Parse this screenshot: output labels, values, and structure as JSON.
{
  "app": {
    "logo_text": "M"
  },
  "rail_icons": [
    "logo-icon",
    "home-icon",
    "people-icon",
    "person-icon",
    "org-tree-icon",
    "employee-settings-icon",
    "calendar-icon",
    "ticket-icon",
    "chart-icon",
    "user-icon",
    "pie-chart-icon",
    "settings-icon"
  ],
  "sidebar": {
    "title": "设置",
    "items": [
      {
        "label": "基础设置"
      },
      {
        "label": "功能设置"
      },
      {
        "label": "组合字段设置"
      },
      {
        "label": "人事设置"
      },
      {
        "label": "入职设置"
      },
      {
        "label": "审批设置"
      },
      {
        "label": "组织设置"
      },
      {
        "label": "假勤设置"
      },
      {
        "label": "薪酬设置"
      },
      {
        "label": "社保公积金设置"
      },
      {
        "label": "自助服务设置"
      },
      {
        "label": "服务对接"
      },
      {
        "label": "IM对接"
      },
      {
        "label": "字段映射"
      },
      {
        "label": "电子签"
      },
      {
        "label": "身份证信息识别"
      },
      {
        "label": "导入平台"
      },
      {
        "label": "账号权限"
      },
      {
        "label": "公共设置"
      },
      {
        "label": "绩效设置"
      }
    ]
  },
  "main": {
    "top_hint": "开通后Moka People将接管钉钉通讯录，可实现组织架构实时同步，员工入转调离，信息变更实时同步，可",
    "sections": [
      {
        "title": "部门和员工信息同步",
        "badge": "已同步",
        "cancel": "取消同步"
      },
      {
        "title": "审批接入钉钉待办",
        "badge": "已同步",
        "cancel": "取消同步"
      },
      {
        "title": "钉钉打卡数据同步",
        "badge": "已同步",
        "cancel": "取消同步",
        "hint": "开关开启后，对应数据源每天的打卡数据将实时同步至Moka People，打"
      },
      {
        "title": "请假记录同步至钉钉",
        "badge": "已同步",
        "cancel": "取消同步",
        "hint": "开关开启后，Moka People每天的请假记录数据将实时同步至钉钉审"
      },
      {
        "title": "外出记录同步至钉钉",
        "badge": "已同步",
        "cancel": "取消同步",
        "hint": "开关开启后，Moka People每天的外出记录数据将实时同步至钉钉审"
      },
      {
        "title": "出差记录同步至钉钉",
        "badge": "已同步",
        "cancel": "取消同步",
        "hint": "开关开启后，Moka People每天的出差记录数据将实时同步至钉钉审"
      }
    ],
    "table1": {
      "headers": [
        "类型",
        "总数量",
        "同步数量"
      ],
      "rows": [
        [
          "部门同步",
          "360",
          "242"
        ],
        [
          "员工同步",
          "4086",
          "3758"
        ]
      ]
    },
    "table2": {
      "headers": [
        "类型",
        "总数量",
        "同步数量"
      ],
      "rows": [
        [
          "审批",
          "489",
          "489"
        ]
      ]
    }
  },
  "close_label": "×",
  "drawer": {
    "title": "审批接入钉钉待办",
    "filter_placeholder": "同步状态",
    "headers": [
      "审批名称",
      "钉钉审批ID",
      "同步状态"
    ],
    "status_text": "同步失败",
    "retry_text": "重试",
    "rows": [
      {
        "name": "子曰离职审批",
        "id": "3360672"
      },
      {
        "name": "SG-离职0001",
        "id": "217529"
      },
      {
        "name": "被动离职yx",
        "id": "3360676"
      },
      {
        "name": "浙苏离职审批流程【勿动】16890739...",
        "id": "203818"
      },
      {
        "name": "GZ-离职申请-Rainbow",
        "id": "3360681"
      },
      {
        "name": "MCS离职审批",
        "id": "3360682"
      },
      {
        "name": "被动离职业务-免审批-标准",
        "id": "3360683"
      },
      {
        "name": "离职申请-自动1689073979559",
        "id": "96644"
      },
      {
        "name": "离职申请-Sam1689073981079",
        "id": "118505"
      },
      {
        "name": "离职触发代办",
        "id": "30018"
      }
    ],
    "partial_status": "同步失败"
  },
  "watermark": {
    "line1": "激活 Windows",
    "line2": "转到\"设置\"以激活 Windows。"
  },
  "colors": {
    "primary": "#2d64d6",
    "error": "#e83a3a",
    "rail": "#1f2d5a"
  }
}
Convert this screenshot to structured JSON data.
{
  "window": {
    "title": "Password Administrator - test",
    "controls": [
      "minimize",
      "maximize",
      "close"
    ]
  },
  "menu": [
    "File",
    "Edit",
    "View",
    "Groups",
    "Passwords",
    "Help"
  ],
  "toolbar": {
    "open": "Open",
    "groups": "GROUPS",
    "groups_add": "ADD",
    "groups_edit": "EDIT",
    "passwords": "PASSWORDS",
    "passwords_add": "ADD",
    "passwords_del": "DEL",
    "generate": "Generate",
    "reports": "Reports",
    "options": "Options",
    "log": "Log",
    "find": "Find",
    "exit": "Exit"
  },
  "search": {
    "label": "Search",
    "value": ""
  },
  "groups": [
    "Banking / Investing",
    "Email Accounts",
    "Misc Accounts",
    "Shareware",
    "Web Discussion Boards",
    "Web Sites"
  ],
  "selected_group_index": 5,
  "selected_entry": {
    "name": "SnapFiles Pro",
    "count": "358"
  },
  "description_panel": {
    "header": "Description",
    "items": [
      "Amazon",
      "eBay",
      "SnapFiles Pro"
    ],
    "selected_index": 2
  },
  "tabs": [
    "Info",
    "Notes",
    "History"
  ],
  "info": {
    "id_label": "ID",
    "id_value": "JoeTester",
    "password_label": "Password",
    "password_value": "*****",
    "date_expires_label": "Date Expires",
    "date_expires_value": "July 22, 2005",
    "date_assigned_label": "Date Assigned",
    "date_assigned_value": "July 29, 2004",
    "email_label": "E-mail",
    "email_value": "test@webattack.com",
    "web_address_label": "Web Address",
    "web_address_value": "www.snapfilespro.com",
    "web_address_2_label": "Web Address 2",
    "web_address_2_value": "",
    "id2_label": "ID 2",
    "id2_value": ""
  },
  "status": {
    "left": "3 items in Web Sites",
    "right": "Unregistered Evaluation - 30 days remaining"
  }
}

◆ Exercise
Your task is to give the records above again, exactly.

◆ Task solution
Parse this screenshot: output labels, values, and structure as JSON.
{
  "app": {
    "logo_text": "M"
  },
  "rail_icons": [
    "logo-icon",
    "home-icon",
    "people-icon",
    "person-icon",
    "org-tree-icon",
    "employee-settings-icon",
    "calendar-icon",
    "ticket-icon",
    "chart-icon",
    "user-icon",
    "pie-chart-icon",
    "settings-icon"
  ],
  "sidebar": {
    "title": "设置",
    "items": [
      {
        "label": "基础设置"
      },
      {
        "label": "功能设置"
      },
      {
        "label": "组合字段设置"
      },
      {
        "label": "人事设置"
      },
      {
        "label": "入职设置"
      },
      {
        "label": "审批设置"
      },
      {
        "label": "组织设置"
      },
      {
        "label": "假勤设置"
      },
      {
        "label": "薪酬设置"
      },
      {
        "label": "社保公积金设置"
      },
      {
        "label": "自助服务设置"
      },
      {
        "label": "服务对接"
      },
      {
        "label": "IM对接"
      },
      {
        "label": "字段映射"
      },
      {
        "label": "电子签"
      },
      {
        "label": "身份证信息识别"
      },
      {
        "label": "导入平台"
      },
      {
        "label": "账号权限"
      },
      {
        "label": "公共设置"
      },
      {
        "label": "绩效设置"
      }
    ]
  },
  "main": {
    "top_hint": "开通后Moka People将接管钉钉通讯录，可实现组织架构实时同步，员工入转调离，信息变更实时同步，可",
    "sections": [
      {
        "title": "部门和员工信息同步",
        "badge": "已同步",
        "cancel": "取消同步"
      },
      {
        "title": "审批接入钉钉待办",
        "badge": "已同步",
        "cancel": "取消同步"
      },
      {
        "title": "钉钉打卡数据同步",
        "badge": "已同步",
        "cancel": "取消同步",
        "hint": "开关开启后，对应数据源每天的打卡数据将实时同步至Moka People，打"
      },
      {
        "title": "请假记录同步至钉钉",
        "badge": "已同步",
        "cancel": "取消同步",
        "hint": "开关开启后，Moka People每天的请假记录数据将实时同步至钉钉审"
      },
      {
        "title": "外出记录同步至钉钉",
        "badge": "已同步",
        "cancel": "取消同步",
        "hint": "开关开启后，Moka People每天的外出记录数据将实时同步至钉钉审"
      },
      {
        "title": "出差记录同步至钉钉",
        "badge": "已同步",
        "cancel": "取消同步",
        "hint": "开关开启后，Moka People每天的出差记录数据将实时同步至钉钉审"
      }
    ],
    "table1": {
      "headers": [
        "类型",
        "总数量",
        "同步数量"
      ],
      "rows": [
        [
          "部门同步",
          "360",
          "242"
        ],
        [
          "员工同步",
          "4086",
          "3758"
        ]
      ]
    },
    "table2": {
      "headers": [
        "类型",
        "总数量",
        "同步数量"
      ],
      "rows": [
        [
          "审批",
          "489",
          "489"
        ]
      ]
    }
  },
  "close_label": "×",
  "drawer": {
    "title": "审批接入钉钉待办",
    "filter_placeholder": "同步状态",
    "headers": [
      "审批名称",
      "钉钉审批ID",
      "同步状态"
    ],
    "status_text": "同步失败",
    "retry_text": "重试",
    "rows": [
      {
        "name": "子曰离职审批",
        "id": "3360672"
      },
      {
        "name": "SG-离职0001",
        "id": "217529"
      },
      {
        "name": "被动离职yx",
        "id": "3360676"
      },
      {
        "name": "浙苏离职审批流程【勿动】16890739...",
        "id": "203818"
      },
      {
        "name": "GZ-离职申请-Rainbow",
        "id": "3360681"
      },
      {
        "name": "MCS离职审批",
        "id": "3360682"
      },
      {
        "name": "被动离职业务-免审批-标准",
        "id": "3360683"
      },
      {
        "name": "离职申请-自动1689073979559",
        "id": "96644"
      },
      {
        "name": "离职申请-Sam1689073981079",
        "id": "118505"
      },
      {
        "name": "离职触发代办",
        "id": "30018"
      }
    ],
    "partial_status": "同步失败"
  },
  "watermark": {
    "line1": "激活 Windows",
    "line2": "转到\"设置\"以激活 Windows。"
  },
  "colors": {
    "primary": "#2d64d6",
    "error": "#e83a3a",
    "rail": "#1f2d5a"
  }
}
Convert this screenshot to structured JSON data.
{
  "window": {
    "title": "Password Administrator - test",
    "controls": [
      "minimize",
      "maximize",
      "close"
    ]
  },
  "menu": [
    "File",
    "Edit",
    "View",
    "Groups",
    "Passwords",
    "Help"
  ],
  "toolbar": {
    "open": "Open",
    "groups": "GROUPS",
    "groups_add": "ADD",
    "groups_edit": "EDIT",
    "passwords": "PASSWORDS",
    "passwords_add": "ADD",
    "passwords_del": "DEL",
    "generate": "Generate",
    "reports": "Reports",
    "options": "Options",
    "log": "Log",
    "find": "Find",
    "exit": "Exit"
  },
  "search": {
    "label": "Search",
    "value": ""
  },
  "groups": [
    "Banking / Investing",
    "Email Accounts",
    "Misc Accounts",
    "Shareware",
    "Web Discussion Boards",
    "Web Sites"
  ],
  "selected_group_index": 5,
  "selected_entry": {
    "name": "SnapFiles Pro",
    "count": "358"
  },
  "description_panel": {
    "header": "Description",
    "items": [
      "Amazon",
      "eBay",
      "SnapFiles Pro"
    ],
    "selected_index": 2
  },
  "tabs": [
    "Info",
    "Notes",
    "History"
  ],
  "info": {
    "id_label": "ID",
    "id_value": "JoeTester",
    "password_label": "Password",
    "password_value": "*****",
    "date_expires_label": "Date Expires",
    "date_expires_value": "July 22, 2005",
    "date_assigned_label": "Date Assigned",
    "date_assigned_value": "July 29, 2004",
    "email_label": "E-mail",
    "email_value": "test@webattack.com",
    "web_address_label": "Web Address",
    "web_address_value": "www.snapfilespro.com",
    "web_address_2_label": "Web Address 2",
    "web_address_2_value": "",
    "id2_label": "ID 2",
    "id2_value": ""
  },
  "status": {
    "left": "3 items in Web Sites",
    "right": "Unregistered Evaluation - 30 days remaining"
  }
}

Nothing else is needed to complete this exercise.